## 抽出テキスト
* * * * * * * * *

不動庵 碧眼録

武芸と禅を中心に日々想うままに徒然と綴っております。

欧米人の歴史観について

最近、たびたび目にするのが「歴史観を改める」。

これについてちょっと。

私が子供の頃に日本の歴史観に対して「?」と思ったきっかけ。

小学校2年生の頃だったと思うのですが、近所に家族ぐるみで仲のよい老夫婦がいて(母の仕事仲間だった)、ご主人が若い頃、三菱重工で97式中戦車の製造に携わっていたと言うことで、新年ははじめて靖国神社に行きました。

物心ついたことから戦争には興味があったので遊就館にはじめて入ったときの感動は今でも忘れられません。で、明けて3学期、先生が何かのついでにみんなにどこに初詣に行ったのかと尋ね、私が「靖国神社」と言うと、担任の若い女性教師は後で職員室に来るように私に言いました。職員室ではただ単に親の仕事や家でどんな話をしているのかとか、どうでもよい話しだったのですが、数日後に母が非常に怒った表情で学校の先生と電話で話していたのを良く覚えています。

* * * * * * * * *

## データレコード
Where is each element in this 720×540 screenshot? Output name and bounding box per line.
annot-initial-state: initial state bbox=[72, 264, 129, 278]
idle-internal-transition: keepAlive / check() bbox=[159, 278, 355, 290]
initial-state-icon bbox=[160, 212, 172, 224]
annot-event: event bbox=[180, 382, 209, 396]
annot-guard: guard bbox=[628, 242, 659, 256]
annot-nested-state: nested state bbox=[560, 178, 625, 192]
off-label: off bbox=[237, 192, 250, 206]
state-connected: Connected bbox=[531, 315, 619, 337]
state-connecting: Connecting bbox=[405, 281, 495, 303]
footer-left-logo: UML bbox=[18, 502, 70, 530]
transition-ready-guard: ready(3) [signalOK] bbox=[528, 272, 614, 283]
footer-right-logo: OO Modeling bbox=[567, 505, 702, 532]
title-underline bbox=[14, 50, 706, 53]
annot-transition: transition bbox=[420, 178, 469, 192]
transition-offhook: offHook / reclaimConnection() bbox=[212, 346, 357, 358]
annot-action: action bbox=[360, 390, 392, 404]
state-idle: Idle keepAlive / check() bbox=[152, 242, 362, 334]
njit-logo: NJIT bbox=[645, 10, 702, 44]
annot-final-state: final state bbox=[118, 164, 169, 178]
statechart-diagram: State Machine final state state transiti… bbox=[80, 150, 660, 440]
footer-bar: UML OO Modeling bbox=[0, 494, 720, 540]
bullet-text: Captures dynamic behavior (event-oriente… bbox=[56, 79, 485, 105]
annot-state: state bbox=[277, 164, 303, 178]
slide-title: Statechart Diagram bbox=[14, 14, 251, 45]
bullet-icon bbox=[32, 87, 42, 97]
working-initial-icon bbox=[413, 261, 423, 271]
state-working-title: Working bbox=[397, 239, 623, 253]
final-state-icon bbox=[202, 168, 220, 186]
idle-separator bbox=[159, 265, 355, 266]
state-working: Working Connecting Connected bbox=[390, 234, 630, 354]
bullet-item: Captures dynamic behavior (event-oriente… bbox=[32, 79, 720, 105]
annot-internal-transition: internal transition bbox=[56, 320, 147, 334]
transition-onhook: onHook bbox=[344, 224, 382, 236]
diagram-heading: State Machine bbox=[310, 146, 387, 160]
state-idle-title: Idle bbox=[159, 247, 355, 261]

* * * * * * * * *

## 取り組む課題
1) レコードの冒頭から「footer-right-logo: OO Modeling」を含む行まで（両端を含む）を、「bounding box」を「enclosing rectangle」に置き換え、ほかは一切変えずに修正して示しなさい。
2) 靖国神社への初詣をめぐる子供の頃の回想の文章を、最後の文の後から書き進めなさい。

## 解答例
1)
Where is each element in this 720×540 screenshot? Output name and enclosing rectangle per line.
annot-initial-state: initial state bbox=[72, 264, 129, 278]
idle-internal-transition: keepAlive / check() bbox=[159, 278, 355, 290]
initial-state-icon bbox=[160, 212, 172, 224]
annot-event: event bbox=[180, 382, 209, 396]
annot-guard: guard bbox=[628, 242, 659, 256]
annot-nested-state: nested state bbox=[560, 178, 625, 192]
off-label: off bbox=[237, 192, 250, 206]
state-connected: Connected bbox=[531, 315, 619, 337]
state-connecting: Connecting bbox=[405, 281, 495, 303]
footer-left-logo: UML bbox=[18, 502, 70, 530]
transition-ready-guard: ready(3) [signalOK] bbox=[528, 272, 614, 283]
footer-right-logo: OO Modeling bbox=[567, 505, 702, 532]

2)
中学校は県内でも有数の優良校でした(苦笑)。ナチスドイツの強制収容所顔負けの校則に同じく体力にかなり優れた教員も多数。確かに高校進学にはかなり有利だったようですが、不気味だったというのが正直なところ。中学校2年の時は後で聞いたら担任は日教組の幹部だったようです。日清日露戦争はたったの1回の授業でささっと終え、結局何が言いたかったのかよく分からなかったのに、大東亜戦争になると、バキバキとチョークが何本も折れるぐらい顔を真っ赤にして鼻息荒く日本の非道さを大声で強調していました。いや、普通に結構怖かったです。さすがにみんな引いてましたけど。高校では当たらず障らず。

高校では今の道場に通うようになり、怒濤のように諸外国の同門と接するようになってきてから、結局本当のところどうなんだ?というようなことがずっと疑問に感じていました。そういうこともあって海外ならもっとましな歴史が学べるのではないかと思った次第で、アメリカに渡りました。

言ってはなんですが、10代半ばから10年間ぐらいはどちらかというとアナーキスト無政府主義者ではなかったかと思います。西洋人に染まるような尻軽である必要はないと思う一方、天皇制についてもそんなものはなくてもよい、とか。そんな感じだったと思います。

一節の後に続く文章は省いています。